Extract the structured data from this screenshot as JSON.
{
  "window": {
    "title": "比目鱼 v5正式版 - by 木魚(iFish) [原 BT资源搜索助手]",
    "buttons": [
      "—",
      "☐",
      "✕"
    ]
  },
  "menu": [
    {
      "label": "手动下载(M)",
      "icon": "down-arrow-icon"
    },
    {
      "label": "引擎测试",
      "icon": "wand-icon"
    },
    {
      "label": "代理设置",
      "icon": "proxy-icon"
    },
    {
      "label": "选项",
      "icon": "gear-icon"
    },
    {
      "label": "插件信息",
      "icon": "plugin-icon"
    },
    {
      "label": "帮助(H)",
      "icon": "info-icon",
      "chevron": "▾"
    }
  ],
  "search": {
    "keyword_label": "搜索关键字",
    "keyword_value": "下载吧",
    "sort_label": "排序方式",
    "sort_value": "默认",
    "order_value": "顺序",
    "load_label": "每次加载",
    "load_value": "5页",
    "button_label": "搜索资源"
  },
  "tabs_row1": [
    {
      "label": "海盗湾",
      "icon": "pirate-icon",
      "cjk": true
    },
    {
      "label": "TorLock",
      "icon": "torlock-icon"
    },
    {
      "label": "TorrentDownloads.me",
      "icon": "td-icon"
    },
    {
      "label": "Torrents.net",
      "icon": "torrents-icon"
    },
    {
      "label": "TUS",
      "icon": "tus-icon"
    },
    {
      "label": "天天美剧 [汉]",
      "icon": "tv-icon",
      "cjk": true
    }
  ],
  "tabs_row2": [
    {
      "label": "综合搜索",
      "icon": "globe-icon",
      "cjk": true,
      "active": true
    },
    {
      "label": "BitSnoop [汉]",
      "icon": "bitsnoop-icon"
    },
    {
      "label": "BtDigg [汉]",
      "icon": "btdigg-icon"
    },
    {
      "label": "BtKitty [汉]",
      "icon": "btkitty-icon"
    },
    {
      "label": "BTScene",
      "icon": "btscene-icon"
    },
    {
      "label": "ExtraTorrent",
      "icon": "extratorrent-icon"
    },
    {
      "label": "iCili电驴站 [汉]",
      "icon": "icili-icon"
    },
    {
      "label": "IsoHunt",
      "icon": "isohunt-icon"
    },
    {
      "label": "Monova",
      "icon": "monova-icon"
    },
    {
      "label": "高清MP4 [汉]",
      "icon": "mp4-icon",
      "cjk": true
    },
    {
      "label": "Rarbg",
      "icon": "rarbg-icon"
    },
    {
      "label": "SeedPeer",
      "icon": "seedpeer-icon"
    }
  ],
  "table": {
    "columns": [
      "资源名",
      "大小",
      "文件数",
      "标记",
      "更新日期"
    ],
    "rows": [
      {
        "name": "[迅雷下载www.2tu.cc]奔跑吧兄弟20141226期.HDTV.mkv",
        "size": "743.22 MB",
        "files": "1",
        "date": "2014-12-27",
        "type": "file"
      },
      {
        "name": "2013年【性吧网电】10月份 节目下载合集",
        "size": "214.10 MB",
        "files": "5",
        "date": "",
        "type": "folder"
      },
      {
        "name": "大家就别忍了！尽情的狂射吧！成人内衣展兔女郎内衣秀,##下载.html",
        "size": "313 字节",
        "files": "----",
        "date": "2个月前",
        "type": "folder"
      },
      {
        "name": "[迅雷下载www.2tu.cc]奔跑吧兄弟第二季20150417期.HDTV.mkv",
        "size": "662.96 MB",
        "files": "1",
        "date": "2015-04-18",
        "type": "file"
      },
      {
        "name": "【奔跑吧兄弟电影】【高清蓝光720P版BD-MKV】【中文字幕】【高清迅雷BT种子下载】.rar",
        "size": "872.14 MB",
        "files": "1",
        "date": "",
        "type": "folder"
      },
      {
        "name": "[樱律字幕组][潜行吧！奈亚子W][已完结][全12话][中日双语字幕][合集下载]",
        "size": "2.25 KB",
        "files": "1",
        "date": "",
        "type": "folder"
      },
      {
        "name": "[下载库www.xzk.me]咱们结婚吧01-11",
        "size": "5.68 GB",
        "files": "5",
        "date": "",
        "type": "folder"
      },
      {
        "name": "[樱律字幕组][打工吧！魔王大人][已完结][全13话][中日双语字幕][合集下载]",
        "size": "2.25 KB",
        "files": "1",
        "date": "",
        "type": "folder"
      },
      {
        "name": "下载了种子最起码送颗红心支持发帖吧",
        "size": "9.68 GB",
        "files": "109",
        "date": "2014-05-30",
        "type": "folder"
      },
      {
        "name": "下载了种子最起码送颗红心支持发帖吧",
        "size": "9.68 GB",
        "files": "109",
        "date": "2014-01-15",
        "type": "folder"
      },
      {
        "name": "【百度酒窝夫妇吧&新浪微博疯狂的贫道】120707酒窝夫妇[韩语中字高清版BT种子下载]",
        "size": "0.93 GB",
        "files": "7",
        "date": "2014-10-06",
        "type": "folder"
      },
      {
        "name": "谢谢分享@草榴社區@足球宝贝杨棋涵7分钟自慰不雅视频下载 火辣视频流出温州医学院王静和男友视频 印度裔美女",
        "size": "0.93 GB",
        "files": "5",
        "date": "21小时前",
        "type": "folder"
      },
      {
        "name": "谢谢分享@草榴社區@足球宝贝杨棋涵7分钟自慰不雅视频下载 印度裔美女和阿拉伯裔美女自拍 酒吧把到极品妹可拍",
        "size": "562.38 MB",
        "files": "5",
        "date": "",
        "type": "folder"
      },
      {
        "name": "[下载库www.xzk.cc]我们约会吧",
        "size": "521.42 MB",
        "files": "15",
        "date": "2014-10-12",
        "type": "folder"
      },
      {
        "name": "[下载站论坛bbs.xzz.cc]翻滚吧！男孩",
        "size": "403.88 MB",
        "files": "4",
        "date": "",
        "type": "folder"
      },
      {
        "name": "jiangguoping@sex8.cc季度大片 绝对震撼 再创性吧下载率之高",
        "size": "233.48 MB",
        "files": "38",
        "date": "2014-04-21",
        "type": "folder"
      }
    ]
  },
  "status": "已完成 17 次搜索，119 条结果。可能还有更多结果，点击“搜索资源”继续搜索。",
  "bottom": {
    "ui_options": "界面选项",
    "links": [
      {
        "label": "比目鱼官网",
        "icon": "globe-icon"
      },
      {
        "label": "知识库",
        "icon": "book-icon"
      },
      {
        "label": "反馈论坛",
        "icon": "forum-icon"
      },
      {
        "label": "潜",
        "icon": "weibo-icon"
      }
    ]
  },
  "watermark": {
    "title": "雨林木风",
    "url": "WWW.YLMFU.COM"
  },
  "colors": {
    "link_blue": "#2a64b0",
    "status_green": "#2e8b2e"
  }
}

=== What needs to be done ===
Extract every line from the records above that contains the word "合集下载".

=== Output ===
        "name": "[樱律字幕组][潜行吧！奈亚子W][已完结][全12话][中日双语字幕][合集下载]",
        "name": "[樱律字幕组][打工吧！魔王大人][已完结][全13话][中日双语字幕][合集下载]",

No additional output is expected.